- PROVIDED DATA
☆ ☆ ☆
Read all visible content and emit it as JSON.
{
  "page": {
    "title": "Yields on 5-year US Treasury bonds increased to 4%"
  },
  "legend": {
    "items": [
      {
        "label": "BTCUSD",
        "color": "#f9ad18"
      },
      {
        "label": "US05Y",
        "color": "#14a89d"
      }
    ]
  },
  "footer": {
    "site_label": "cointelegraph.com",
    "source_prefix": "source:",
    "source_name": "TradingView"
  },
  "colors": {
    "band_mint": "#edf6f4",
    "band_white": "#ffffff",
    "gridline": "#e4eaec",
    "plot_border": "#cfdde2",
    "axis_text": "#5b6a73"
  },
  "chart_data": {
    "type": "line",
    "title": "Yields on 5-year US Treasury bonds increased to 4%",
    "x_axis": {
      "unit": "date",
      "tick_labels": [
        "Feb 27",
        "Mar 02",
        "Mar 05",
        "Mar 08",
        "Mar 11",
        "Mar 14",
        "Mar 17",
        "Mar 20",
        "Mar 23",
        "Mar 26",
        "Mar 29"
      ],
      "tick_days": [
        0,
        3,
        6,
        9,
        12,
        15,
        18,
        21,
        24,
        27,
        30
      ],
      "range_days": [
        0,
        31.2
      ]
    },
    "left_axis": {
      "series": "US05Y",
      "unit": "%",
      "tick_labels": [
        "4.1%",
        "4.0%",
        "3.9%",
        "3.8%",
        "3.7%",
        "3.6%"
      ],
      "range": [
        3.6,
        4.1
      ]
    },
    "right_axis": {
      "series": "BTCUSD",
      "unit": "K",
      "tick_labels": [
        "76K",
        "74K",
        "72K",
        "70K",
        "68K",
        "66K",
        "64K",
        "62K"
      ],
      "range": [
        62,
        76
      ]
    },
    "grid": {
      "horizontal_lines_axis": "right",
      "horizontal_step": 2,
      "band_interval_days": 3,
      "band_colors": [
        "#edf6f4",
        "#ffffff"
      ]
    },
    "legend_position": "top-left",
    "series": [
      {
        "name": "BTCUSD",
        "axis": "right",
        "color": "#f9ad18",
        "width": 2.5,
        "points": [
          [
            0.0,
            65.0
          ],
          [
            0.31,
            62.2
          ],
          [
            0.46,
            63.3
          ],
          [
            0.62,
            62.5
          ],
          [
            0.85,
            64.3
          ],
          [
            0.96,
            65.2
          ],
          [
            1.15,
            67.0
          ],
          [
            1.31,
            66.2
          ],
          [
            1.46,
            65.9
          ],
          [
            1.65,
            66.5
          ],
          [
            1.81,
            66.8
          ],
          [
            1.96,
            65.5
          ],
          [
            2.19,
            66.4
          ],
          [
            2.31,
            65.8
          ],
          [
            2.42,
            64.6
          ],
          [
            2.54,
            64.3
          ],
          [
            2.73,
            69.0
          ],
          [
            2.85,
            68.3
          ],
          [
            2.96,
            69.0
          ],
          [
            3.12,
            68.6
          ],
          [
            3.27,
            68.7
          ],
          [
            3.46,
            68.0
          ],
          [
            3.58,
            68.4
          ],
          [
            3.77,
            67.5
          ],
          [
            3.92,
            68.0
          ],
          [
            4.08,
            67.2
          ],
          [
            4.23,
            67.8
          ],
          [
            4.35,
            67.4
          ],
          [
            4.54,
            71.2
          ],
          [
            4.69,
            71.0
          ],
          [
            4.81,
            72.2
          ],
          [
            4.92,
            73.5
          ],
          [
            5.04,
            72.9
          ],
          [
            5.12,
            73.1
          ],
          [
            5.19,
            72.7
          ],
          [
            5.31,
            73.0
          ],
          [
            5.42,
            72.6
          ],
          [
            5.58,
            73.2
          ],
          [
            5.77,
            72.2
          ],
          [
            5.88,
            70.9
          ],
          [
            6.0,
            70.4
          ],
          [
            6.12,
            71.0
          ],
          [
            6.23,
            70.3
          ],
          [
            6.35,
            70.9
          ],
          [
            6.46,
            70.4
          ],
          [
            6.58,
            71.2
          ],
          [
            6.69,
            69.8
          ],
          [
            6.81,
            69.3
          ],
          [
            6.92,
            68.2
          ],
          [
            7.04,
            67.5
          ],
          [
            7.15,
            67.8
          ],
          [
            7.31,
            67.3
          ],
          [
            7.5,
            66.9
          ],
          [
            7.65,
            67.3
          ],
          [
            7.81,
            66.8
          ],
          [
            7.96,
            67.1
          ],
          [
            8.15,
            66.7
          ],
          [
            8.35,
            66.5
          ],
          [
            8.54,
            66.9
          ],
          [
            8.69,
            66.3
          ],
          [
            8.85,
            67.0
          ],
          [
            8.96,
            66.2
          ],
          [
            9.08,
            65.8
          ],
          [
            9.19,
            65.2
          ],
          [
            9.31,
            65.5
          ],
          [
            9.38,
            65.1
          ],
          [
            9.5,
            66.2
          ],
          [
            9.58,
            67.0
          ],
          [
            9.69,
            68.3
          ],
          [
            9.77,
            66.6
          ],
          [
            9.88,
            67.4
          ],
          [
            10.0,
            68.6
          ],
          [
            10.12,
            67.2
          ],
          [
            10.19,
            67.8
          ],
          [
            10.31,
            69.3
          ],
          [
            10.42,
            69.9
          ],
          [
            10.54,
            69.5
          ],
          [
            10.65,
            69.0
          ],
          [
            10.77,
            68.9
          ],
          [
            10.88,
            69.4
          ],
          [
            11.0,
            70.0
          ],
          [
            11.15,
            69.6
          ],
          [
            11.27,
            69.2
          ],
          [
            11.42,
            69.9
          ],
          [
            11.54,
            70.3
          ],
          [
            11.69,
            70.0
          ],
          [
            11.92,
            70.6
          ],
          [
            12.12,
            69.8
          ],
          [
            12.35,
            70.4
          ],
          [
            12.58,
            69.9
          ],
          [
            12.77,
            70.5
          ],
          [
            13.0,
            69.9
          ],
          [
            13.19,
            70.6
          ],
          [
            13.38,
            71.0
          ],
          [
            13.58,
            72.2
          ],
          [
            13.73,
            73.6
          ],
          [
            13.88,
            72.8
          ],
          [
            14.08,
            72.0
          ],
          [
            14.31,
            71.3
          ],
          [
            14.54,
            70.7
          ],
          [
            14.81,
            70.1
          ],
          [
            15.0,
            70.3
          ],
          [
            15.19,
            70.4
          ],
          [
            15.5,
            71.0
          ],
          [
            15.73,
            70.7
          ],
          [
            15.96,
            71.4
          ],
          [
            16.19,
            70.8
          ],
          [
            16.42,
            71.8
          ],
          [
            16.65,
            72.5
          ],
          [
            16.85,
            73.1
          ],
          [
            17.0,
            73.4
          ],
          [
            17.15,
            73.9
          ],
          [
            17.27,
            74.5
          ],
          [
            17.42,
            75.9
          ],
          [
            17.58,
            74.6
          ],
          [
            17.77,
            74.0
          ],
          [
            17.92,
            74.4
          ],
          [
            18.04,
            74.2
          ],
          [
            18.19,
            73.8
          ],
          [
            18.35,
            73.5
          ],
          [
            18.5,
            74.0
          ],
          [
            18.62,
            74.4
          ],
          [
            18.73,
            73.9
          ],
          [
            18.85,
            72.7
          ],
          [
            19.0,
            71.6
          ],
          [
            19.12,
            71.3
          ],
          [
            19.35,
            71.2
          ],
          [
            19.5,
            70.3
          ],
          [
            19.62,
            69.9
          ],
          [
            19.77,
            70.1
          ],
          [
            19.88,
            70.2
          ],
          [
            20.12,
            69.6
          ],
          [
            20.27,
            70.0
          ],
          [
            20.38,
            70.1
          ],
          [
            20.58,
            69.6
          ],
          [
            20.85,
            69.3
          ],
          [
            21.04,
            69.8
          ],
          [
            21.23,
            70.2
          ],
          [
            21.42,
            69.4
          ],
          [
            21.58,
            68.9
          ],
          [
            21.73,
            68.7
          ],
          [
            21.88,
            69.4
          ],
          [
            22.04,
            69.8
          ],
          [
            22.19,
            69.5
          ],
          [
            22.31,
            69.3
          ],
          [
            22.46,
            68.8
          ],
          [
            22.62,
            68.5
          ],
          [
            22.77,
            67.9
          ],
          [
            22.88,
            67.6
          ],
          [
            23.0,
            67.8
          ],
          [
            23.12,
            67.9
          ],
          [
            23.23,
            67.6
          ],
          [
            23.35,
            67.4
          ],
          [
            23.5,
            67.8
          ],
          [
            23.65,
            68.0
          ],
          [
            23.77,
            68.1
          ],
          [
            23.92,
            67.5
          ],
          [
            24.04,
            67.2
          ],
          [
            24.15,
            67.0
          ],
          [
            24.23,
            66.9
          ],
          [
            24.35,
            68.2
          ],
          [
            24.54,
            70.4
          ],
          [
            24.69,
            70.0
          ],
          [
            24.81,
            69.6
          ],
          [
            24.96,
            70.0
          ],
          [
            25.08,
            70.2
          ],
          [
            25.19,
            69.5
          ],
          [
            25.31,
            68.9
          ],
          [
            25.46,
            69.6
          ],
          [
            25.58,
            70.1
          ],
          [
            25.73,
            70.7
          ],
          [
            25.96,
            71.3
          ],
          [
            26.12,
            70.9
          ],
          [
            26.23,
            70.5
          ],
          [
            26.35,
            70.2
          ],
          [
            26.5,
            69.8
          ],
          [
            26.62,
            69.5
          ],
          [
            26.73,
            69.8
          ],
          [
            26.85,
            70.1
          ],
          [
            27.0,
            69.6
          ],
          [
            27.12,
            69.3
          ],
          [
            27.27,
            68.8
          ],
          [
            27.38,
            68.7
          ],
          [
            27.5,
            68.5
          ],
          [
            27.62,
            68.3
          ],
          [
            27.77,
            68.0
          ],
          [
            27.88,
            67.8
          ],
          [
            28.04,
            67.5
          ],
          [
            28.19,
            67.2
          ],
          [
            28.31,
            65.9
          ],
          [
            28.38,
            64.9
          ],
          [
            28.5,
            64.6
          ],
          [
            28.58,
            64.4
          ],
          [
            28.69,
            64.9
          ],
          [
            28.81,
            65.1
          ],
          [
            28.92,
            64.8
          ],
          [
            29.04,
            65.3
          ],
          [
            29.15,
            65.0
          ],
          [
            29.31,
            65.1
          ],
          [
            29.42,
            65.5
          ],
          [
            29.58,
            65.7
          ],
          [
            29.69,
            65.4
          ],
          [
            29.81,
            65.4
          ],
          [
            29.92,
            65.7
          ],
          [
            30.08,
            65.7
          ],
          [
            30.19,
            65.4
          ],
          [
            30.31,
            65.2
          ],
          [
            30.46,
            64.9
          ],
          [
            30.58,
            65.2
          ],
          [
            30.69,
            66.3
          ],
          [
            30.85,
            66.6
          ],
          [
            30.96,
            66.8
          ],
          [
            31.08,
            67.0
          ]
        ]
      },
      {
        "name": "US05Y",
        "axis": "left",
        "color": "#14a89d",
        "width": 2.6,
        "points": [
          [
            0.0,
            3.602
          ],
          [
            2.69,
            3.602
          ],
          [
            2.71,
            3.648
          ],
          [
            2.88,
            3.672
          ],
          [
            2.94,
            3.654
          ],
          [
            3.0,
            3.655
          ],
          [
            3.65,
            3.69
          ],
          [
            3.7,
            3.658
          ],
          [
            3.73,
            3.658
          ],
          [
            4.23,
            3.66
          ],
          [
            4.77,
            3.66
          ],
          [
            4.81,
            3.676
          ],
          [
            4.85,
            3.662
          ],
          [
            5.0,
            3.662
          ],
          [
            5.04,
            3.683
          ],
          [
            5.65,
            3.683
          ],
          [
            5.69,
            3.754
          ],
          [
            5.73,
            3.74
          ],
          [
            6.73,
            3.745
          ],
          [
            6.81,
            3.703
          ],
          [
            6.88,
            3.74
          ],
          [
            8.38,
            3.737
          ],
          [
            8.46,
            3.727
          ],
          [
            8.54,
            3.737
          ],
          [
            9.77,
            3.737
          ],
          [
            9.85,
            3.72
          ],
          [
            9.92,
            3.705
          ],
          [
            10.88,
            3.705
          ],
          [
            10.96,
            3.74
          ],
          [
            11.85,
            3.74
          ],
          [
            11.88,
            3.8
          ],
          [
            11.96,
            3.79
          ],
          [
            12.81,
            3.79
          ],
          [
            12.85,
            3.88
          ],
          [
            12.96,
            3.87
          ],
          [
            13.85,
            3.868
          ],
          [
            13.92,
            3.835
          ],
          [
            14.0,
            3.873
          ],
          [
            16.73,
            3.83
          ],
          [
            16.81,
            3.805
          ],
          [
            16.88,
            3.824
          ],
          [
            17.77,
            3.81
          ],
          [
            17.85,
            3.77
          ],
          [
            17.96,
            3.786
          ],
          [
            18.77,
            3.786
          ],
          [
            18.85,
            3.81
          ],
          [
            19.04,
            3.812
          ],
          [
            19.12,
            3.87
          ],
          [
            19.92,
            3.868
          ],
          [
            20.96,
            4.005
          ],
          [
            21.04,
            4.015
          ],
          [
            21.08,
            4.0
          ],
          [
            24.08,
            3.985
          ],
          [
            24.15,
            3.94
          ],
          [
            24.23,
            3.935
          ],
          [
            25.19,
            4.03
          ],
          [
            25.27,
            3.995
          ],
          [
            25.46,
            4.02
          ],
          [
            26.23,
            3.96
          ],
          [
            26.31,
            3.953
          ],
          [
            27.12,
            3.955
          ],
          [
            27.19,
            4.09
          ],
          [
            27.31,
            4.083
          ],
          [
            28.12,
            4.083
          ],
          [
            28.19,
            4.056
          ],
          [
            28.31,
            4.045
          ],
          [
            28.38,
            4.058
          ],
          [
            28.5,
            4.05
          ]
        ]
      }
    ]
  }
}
☆ ☆ ☆
- STATED PROBLEM
Select and copy every line from the records that includes the word "bonds".

- TASK RESULT
    "title": "Yields on 5-year US Treasury bonds increased to 4%"
    "title": "Yields on 5-year US Treasury bonds increased to 4%",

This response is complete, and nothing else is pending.